> [What to work on]:
Please output every line of the material as it stands, without the pictures.

> [Input data]:
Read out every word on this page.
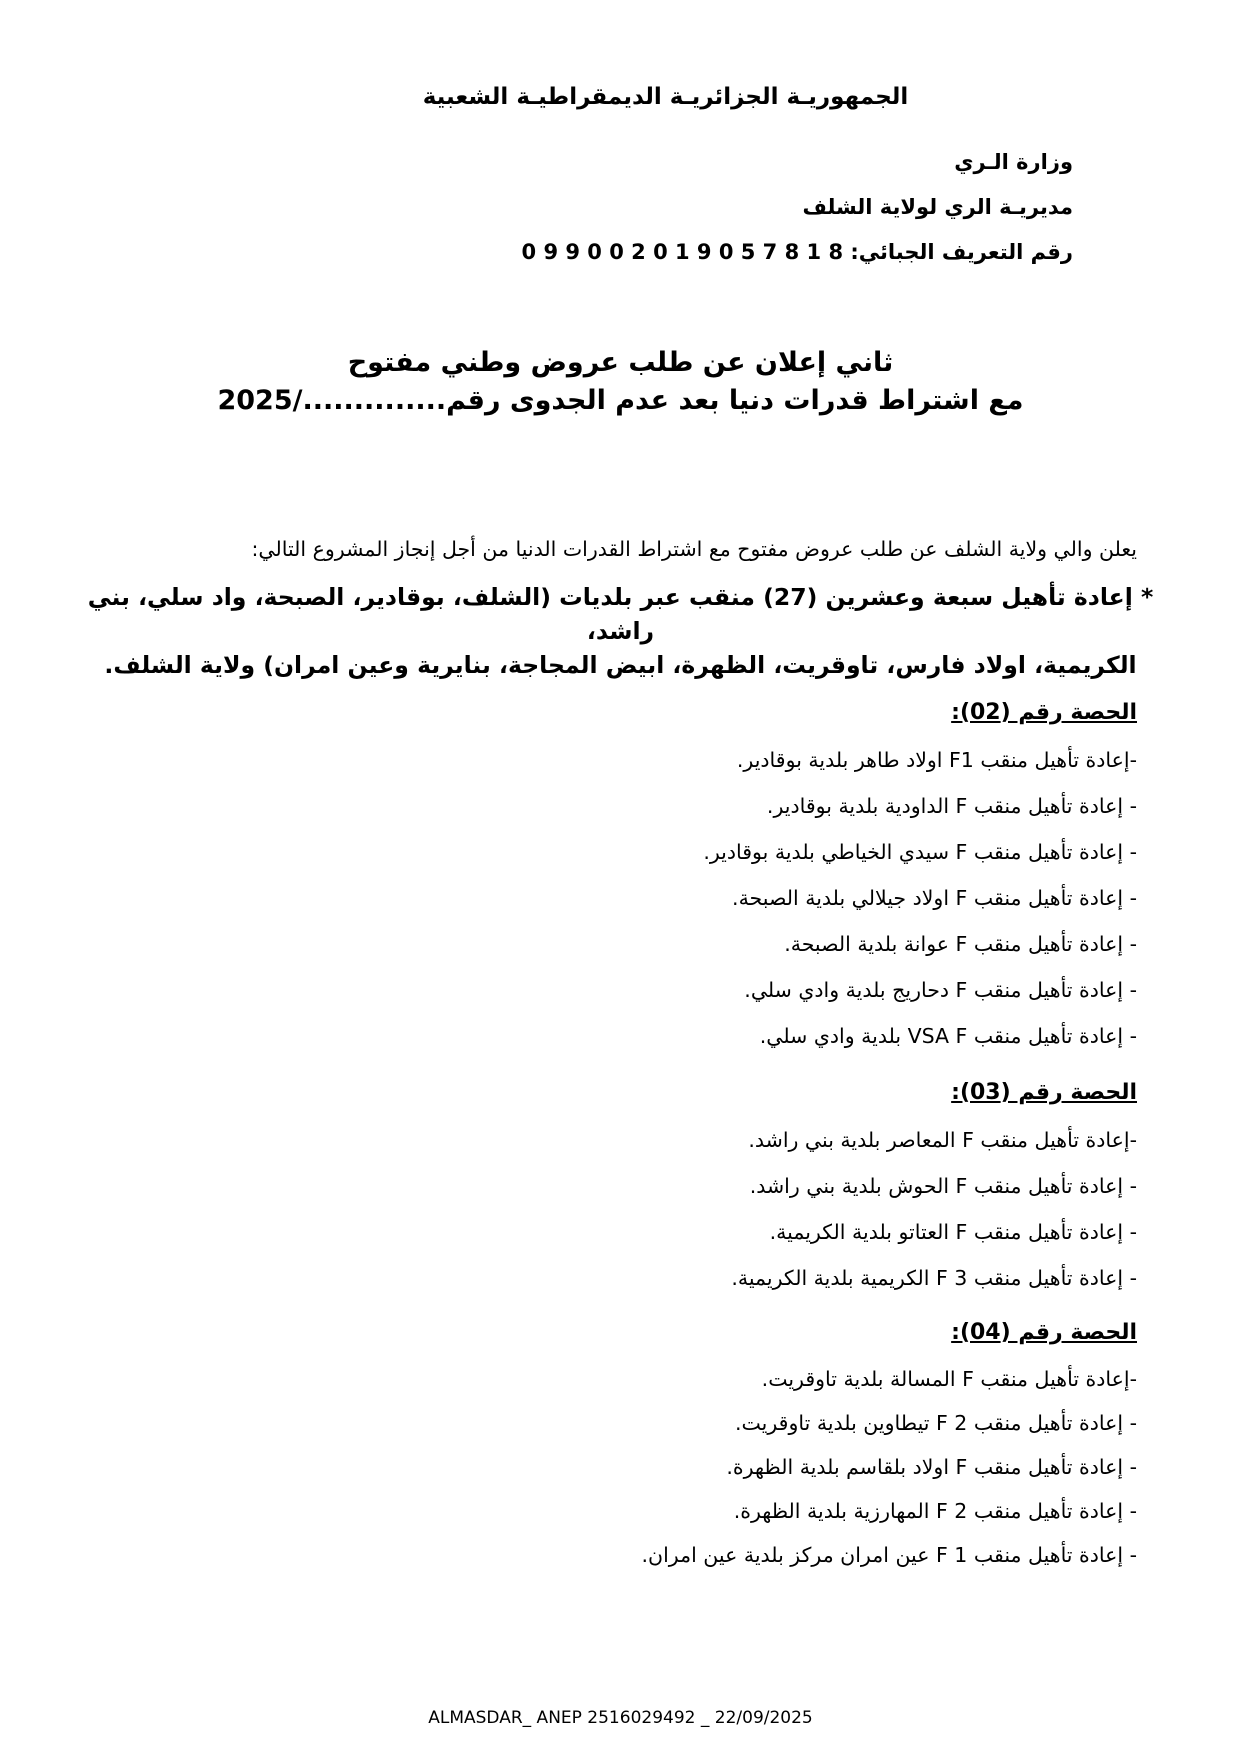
الجمهوريـة الجزائريـة الديمقراطيـة الشعبية
وزارة الـري
مديريـة الري لولاية الشلف
رقم التعريف الجبائي: 0 9 9 0 0 2 0 1 9 0 5 7 8 1 8
ثاني إعلان عن طلب عروض وطني مفتوح
مع اشتراط قدرات دنيا بعد عدم الجدوى رقم............../2025
يعلن والي ولاية الشلف عن طلب عروض مفتوح مع اشتراط القدرات الدنيا من أجل إنجاز المشروع التالي:
* إعادة تأهيل سبعة وعشرين (27) منقب عبر بلديات (الشلف، بوقادير، الصبحة، واد سلي، بني راشد،
الكريمية، اولاد فارس، تاوقريت، الظهرة، ابيض المجاجة، بنايرية وعين امران) ولاية الشلف.
الحصة رقم (02):
-إعادة تأهيل منقب F1 اولاد طاهر بلدية بوقادير.
- إعادة تأهيل منقب F الداودية بلدية بوقادير.
- إعادة تأهيل منقب F سيدي الخياطي بلدية بوقادير.
- إعادة تأهيل منقب F اولاد جيلالي بلدية الصبحة.
- إعادة تأهيل منقب F عوانة بلدية الصبحة.
- إعادة تأهيل منقب F دحاريج بلدية وادي سلي.
- إعادة تأهيل منقب VSA F بلدية وادي سلي.
الحصة رقم (03):
-إعادة تأهيل منقب F المعاصر بلدية بني راشد.
- إعادة تأهيل منقب F الحوش بلدية بني راشد.
- إعادة تأهيل منقب F العتاتو بلدية الكريمية.
- إعادة تأهيل منقب F 3 الكريمية بلدية الكريمية.
الحصة رقم (04):
-إعادة تأهيل منقب F المسالة بلدية تاوقريت.
- إعادة تأهيل منقب F 2 تيطاوين بلدية تاوقريت.
- إعادة تأهيل منقب F اولاد بلقاسم بلدية الظهرة.
- إعادة تأهيل منقب F 2 المهارزية بلدية الظهرة.
- إعادة تأهيل منقب F 1 عين امران مركز بلدية عين امران.
ALMASDAR_ ANEP 2516029492 _ 22/09/2025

> [Output of the task]:
Read out every word on this page.
الجمهوريـة الجزائريـة الديمقراطيـة الشعبية
وزارة الـري
مديريـة الري لولاية الشلف
رقم التعريف الجبائي: 0 9 9 0 0 2 0 1 9 0 5 7 8 1 8
ثاني إعلان عن طلب عروض وطني مفتوح
مع اشتراط قدرات دنيا بعد عدم الجدوى رقم............../2025
يعلن والي ولاية الشلف عن طلب عروض مفتوح مع اشتراط القدرات الدنيا من أجل إنجاز المشروع التالي:
* إعادة تأهيل سبعة وعشرين (27) منقب عبر بلديات (الشلف، بوقادير، الصبحة، واد سلي، بني راشد،
الكريمية، اولاد فارس، تاوقريت، الظهرة، ابيض المجاجة، بنايرية وعين امران) ولاية الشلف.
الحصة رقم (02):
-إعادة تأهيل منقب F1 اولاد طاهر بلدية بوقادير.
- إعادة تأهيل منقب F الداودية بلدية بوقادير.
- إعادة تأهيل منقب F سيدي الخياطي بلدية بوقادير.
- إعادة تأهيل منقب F اولاد جيلالي بلدية الصبحة.
- إعادة تأهيل منقب F عوانة بلدية الصبحة.
- إعادة تأهيل منقب F دحاريج بلدية وادي سلي.
- إعادة تأهيل منقب VSA F بلدية وادي سلي.
الحصة رقم (03):
-إعادة تأهيل منقب F المعاصر بلدية بني راشد.
- إعادة تأهيل منقب F الحوش بلدية بني راشد.
- إعادة تأهيل منقب F العتاتو بلدية الكريمية.
- إعادة تأهيل منقب F 3 الكريمية بلدية الكريمية.
الحصة رقم (04):
-إعادة تأهيل منقب F المسالة بلدية تاوقريت.
- إعادة تأهيل منقب F 2 تيطاوين بلدية تاوقريت.
- إعادة تأهيل منقب F اولاد بلقاسم بلدية الظهرة.
- إعادة تأهيل منقب F 2 المهارزية بلدية الظهرة.
- إعادة تأهيل منقب F 1 عين امران مركز بلدية عين امران.
ALMASDAR_ ANEP 2516029492 _ 22/09/2025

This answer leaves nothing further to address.